**Source extract**.

At the beginning of 1982, David Murray looked set for stardom

David Murray in action during the second Test against Pakistan in Faisalabad in 1980  •  Adrian Murrell/Allsport

David Murray in action during the second Test against Pakistan in Faisalabad in 1980  •  Adrian Murrell/Allsport

MURRAY, DAVID ANTHONY, died on November 25, aged 72.
At the beginning of 1982, David Murray looked set for stardom, having just collected a West Indian record nine dismissals in the Boxing Day Test against Greg Chappell's Australians. One Test later, he was gone, a pariah who would never again play at the highest level. An apparently sudden fall from grace had deeper roots. Born into cricketing aristocracy in Barbados - he was the son of Everton Weekes - the soft-spoken Murray grew up with his grandmother in the parish of St Michael, and discovered marijuana in his early teens, revelling in the social status it gave him. It also dulled the hurt he felt at an inability to connect with his father - and it would be a faithful companion for the rest of his life.

**Material**.
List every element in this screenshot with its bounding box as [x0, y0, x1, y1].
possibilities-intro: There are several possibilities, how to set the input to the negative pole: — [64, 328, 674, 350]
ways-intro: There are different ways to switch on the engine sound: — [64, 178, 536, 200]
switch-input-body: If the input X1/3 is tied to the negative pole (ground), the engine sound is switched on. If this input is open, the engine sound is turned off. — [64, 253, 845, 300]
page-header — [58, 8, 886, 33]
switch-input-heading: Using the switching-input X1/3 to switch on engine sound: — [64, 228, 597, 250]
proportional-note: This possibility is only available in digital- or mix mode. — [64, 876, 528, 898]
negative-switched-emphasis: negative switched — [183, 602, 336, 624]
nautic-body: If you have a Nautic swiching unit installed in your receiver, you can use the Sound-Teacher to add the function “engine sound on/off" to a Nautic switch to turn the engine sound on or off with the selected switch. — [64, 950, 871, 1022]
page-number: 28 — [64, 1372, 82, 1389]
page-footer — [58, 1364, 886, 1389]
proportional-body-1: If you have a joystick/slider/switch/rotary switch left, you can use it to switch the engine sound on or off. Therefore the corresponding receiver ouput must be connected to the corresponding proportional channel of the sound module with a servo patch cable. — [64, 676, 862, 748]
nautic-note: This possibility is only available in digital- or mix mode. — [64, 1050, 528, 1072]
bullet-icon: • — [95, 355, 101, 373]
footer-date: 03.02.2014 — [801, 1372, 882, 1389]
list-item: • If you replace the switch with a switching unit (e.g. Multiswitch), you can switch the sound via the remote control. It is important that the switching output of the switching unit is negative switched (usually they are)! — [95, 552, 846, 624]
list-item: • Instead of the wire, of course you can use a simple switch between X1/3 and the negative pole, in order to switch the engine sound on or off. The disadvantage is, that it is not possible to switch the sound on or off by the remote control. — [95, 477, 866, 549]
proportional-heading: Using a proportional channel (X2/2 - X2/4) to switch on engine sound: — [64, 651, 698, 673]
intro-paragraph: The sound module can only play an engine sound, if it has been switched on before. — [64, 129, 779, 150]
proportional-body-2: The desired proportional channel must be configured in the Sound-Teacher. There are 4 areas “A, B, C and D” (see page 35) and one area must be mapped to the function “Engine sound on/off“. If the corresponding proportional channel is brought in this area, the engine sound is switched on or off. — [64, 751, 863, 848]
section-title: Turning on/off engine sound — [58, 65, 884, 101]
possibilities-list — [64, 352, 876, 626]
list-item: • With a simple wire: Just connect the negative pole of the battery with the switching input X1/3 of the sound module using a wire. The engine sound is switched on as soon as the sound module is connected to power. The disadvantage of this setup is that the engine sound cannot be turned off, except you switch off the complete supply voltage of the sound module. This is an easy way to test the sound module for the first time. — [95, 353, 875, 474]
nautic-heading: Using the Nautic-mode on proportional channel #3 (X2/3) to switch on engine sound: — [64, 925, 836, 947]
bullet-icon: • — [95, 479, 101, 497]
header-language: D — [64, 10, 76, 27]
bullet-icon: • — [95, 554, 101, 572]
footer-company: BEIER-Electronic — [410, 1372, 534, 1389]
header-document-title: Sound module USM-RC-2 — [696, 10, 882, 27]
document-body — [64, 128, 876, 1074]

**Task set**.
[a] According to the David Murray obituary, how many dismissals did Murray collect in the Boxing Day Test against Greg Chappell's Australians?
[b] Extend the David Murray obituary, picking up after its final sentence.

**Expected answers**.
[a] Nine, a West Indian record.

[b]
Murray was a gifted keeper and elegant batsman, first with his father's side, Empire, then with Spartan, the club of the black elite. "Little D" was popular in the dressing-room, endearing himself to team-mates with his gentle manner, natty dress sense and smooth way with women. He was the long-serving Deryck Murray's understudy in the West Indian squad from 1973, earning a reputation as a technically superior keeper, agile and silky. Malcolm Marshall and Michael Holding both rated him the best they bowled to; even Jeff Dujon, his eventual successor, said Murray's footwork made him look like Dolly Parton. However, as Dujon also observed, his life choices didn't always mirror his excellent decisions behind the stumps.
Murray's Test debut came early in 1978, against an Australian side led by Bob Simpson, in a series overshadowed by the schism with World Series Cricket. Two years later, Murray finally usurped his namesake Deryck, and was part of the great West Indian side that began a 27-Test unbeaten streak. But his marijuana addiction had begun to spill on to the pitch - Murray claimed it gave him greater focus during long days in the sun - and on that tour of Australia in 1981-82 he regularly missed team meetings and rowed with the management. He had played in the first two Tests despite a broken finger, and felt he deserved to be cut some slack, but Dujon was preferred in the Third because of his superior batting - and behaviour. And that, for Murray, was that.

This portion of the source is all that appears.